> _Directive_
Output the data that follows exactly, line for line.

> _Record set_
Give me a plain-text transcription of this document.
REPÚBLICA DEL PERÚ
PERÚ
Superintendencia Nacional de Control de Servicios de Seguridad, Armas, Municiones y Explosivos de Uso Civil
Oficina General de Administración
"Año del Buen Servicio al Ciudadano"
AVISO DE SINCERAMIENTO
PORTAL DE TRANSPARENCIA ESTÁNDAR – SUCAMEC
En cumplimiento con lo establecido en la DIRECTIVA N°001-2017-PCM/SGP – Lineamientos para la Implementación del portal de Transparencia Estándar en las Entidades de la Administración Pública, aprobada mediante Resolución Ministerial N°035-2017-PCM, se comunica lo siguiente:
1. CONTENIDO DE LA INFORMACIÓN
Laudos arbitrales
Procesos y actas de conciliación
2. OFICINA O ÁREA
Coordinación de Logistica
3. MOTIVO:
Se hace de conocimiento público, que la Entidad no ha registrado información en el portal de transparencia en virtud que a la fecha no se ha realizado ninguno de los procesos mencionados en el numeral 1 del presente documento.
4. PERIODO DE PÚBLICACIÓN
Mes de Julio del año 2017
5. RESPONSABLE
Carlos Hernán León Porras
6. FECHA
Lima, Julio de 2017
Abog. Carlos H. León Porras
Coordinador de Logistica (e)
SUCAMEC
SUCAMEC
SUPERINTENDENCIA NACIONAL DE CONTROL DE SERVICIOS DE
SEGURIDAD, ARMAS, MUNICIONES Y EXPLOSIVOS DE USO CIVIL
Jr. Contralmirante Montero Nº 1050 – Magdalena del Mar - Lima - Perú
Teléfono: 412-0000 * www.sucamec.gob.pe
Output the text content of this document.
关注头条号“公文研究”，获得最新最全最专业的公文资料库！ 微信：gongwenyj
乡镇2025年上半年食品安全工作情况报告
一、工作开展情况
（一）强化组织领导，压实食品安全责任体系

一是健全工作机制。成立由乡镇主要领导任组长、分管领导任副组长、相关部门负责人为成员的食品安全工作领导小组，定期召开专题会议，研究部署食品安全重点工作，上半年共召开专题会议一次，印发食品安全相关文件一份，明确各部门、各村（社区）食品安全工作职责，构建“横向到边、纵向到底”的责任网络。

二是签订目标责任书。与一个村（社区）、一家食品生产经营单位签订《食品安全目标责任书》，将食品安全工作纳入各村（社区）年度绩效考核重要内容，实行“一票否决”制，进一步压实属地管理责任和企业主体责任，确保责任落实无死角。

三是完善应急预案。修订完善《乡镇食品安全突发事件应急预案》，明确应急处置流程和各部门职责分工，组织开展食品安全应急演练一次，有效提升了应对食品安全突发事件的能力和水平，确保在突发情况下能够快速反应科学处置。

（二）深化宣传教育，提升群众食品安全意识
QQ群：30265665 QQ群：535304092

> _Expected answer_
Give me a plain-text transcription of this document.
REPÚBLICA DEL PERÚ
PERÚ
Superintendencia Nacional de Control de Servicios de Seguridad, Armas, Municiones y Explosivos de Uso Civil
Oficina General de Administración
"Año del Buen Servicio al Ciudadano"
AVISO DE SINCERAMIENTO
PORTAL DE TRANSPARENCIA ESTÁNDAR – SUCAMEC
En cumplimiento con lo establecido en la DIRECTIVA N°001-2017-PCM/SGP – Lineamientos para la Implementación del portal de Transparencia Estándar en las Entidades de la Administración Pública, aprobada mediante Resolución Ministerial N°035-2017-PCM, se comunica lo siguiente:
1. CONTENIDO DE LA INFORMACIÓN
Laudos arbitrales
Procesos y actas de conciliación
2. OFICINA O ÁREA
Coordinación de Logistica
3. MOTIVO:
Se hace de conocimiento público, que la Entidad no ha registrado información en el portal de transparencia en virtud que a la fecha no se ha realizado ninguno de los procesos mencionados en el numeral 1 del presente documento.
4. PERIODO DE PÚBLICACIÓN
Mes de Julio del año 2017
5. RESPONSABLE
Carlos Hernán León Porras
6. FECHA
Lima, Julio de 2017
Abog. Carlos H. León Porras
Coordinador de Logistica (e)
SUCAMEC
SUCAMEC
SUPERINTENDENCIA NACIONAL DE CONTROL DE SERVICIOS DE
SEGURIDAD, ARMAS, MUNICIONES Y EXPLOSIVOS DE USO CIVIL
Jr. Contralmirante Montero Nº 1050 – Magdalena del Mar - Lima - Perú
Teléfono: 412-0000 * www.sucamec.gob.pe
Output the text content of this document.
关注头条号“公文研究”，获得最新最全最专业的公文资料库！ 微信：gongwenyj
乡镇2025年上半年食品安全工作情况报告
一、工作开展情况
（一）强化组织领导，压实食品安全责任体系

一是健全工作机制。成立由乡镇主要领导任组长、分管领导任副组长、相关部门负责人为成员的食品安全工作领导小组，定期召开专题会议，研究部署食品安全重点工作，上半年共召开专题会议一次，印发食品安全相关文件一份，明确各部门、各村（社区）食品安全工作职责，构建“横向到边、纵向到底”的责任网络。

二是签订目标责任书。与一个村（社区）、一家食品生产经营单位签订《食品安全目标责任书》，将食品安全工作纳入各村（社区）年度绩效考核重要内容，实行“一票否决”制，进一步压实属地管理责任和企业主体责任，确保责任落实无死角。

三是完善应急预案。修订完善《乡镇食品安全突发事件应急预案》，明确应急处置流程和各部门职责分工，组织开展食品安全应急演练一次，有效提升了应对食品安全突发事件的能力和水平，确保在突发情况下能够快速反应科学处置。

（二）深化宣传教育，提升群众食品安全意识
QQ群：30265665 QQ群：535304092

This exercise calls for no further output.